* WHAT THE TASK REQUIRES
Copy out the records in full, word for word, without pictures.

○ ○ ○

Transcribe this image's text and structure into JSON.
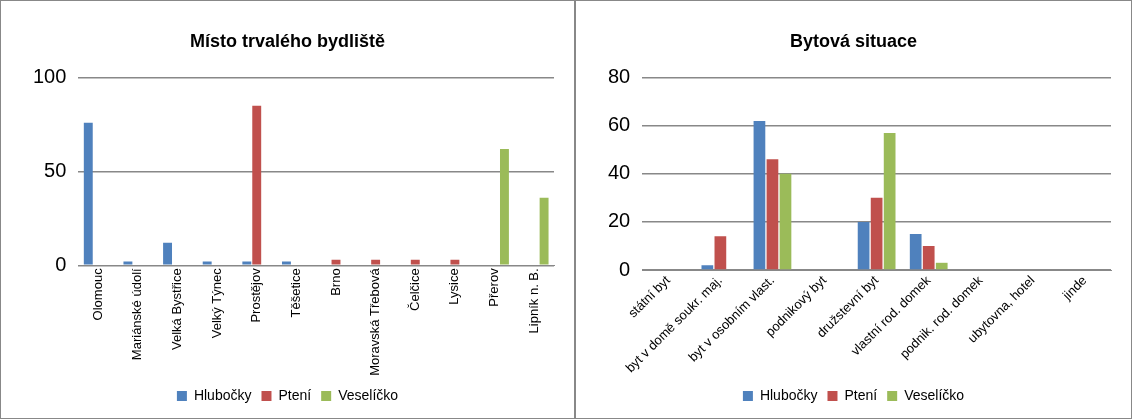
{
  "chart_data": [
    {
      "type": "bar",
      "title": "Místo trvalého bydliště",
      "categories": [
        "Olomouc",
        "Mariánské údolí",
        "Velká Bystřice",
        "Velký Týnec",
        "Prostějov",
        "Těšetice",
        "Brno",
        "Moravská Třebová",
        "Čelčice",
        "Lysice",
        "Přerov",
        "Lipník n. B."
      ],
      "series": [
        {
          "name": "Hlubočky",
          "color": "#4f81bd",
          "values": [
            76,
            2,
            12,
            2,
            2,
            2,
            0,
            0,
            0,
            0,
            0,
            0
          ]
        },
        {
          "name": "Ptení",
          "color": "#c0504d",
          "values": [
            0,
            0,
            0,
            0,
            85,
            0,
            3,
            3,
            3,
            3,
            0,
            0
          ]
        },
        {
          "name": "Veselíčko",
          "color": "#9bbb59",
          "values": [
            0,
            0,
            0,
            0,
            0,
            0,
            0,
            0,
            0,
            0,
            62,
            36
          ]
        }
      ],
      "ylim": [
        0,
        100
      ],
      "yticks": [
        0,
        50,
        100
      ],
      "grid": "y",
      "legend": "bottom"
    },
    {
      "type": "bar",
      "title": "Bytová situace",
      "categories": [
        "státní byt",
        "byt v domě soukr. maj.",
        "byt v osobním vlast.",
        "podnikový byt",
        "družstevní byt",
        "vlastní rod. domek",
        "podnik. rod. domek",
        "ubytovna, hotel",
        "jinde"
      ],
      "series": [
        {
          "name": "Hlubočky",
          "color": "#4f81bd",
          "values": [
            0,
            2,
            62,
            0,
            20,
            15,
            0,
            0,
            0
          ]
        },
        {
          "name": "Ptení",
          "color": "#c0504d",
          "values": [
            0,
            14,
            46,
            0,
            30,
            10,
            0,
            0,
            0
          ]
        },
        {
          "name": "Veselíčko",
          "color": "#9bbb59",
          "values": [
            0,
            0,
            40,
            0,
            57,
            3,
            0,
            0,
            0
          ]
        }
      ],
      "ylim": [
        0,
        80
      ],
      "yticks": [
        0,
        20,
        40,
        60,
        80
      ],
      "grid": "y",
      "legend": "bottom"
    }
  ]
}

○ ○ ○

* SOLVED PROBLEM
Transcribe this image's text and structure into JSON.
{
  "chart_data": [
    {
      "type": "bar",
      "title": "Místo trvalého bydliště",
      "categories": [
        "Olomouc",
        "Mariánské údolí",
        "Velká Bystřice",
        "Velký Týnec",
        "Prostějov",
        "Těšetice",
        "Brno",
        "Moravská Třebová",
        "Čelčice",
        "Lysice",
        "Přerov",
        "Lipník n. B."
      ],
      "series": [
        {
          "name": "Hlubočky",
          "color": "#4f81bd",
          "values": [
            76,
            2,
            12,
            2,
            2,
            2,
            0,
            0,
            0,
            0,
            0,
            0
          ]
        },
        {
          "name": "Ptení",
          "color": "#c0504d",
          "values": [
            0,
            0,
            0,
            0,
            85,
            0,
            3,
            3,
            3,
            3,
            0,
            0
          ]
        },
        {
          "name": "Veselíčko",
          "color": "#9bbb59",
          "values": [
            0,
            0,
            0,
            0,
            0,
            0,
            0,
            0,
            0,
            0,
            62,
            36
          ]
        }
      ],
      "ylim": [
        0,
        100
      ],
      "yticks": [
        0,
        50,
        100
      ],
      "grid": "y",
      "legend": "bottom"
    },
    {
      "type": "bar",
      "title": "Bytová situace",
      "categories": [
        "státní byt",
        "byt v domě soukr. maj.",
        "byt v osobním vlast.",
        "podnikový byt",
        "družstevní byt",
        "vlastní rod. domek",
        "podnik. rod. domek",
        "ubytovna, hotel",
        "jinde"
      ],
      "series": [
        {
          "name": "Hlubočky",
          "color": "#4f81bd",
          "values": [
            0,
            2,
            62,
            0,
            20,
            15,
            0,
            0,
            0
          ]
        },
        {
          "name": "Ptení",
          "color": "#c0504d",
          "values": [
            0,
            14,
            46,
            0,
            30,
            10,
            0,
            0,
            0
          ]
        },
        {
          "name": "Veselíčko",
          "color": "#9bbb59",
          "values": [
            0,
            0,
            40,
            0,
            57,
            3,
            0,
            0,
            0
          ]
        }
      ],
      "ylim": [
        0,
        80
      ],
      "yticks": [
        0,
        20,
        40,
        60,
        80
      ],
      "grid": "y",
      "legend": "bottom"
    }
  ]
}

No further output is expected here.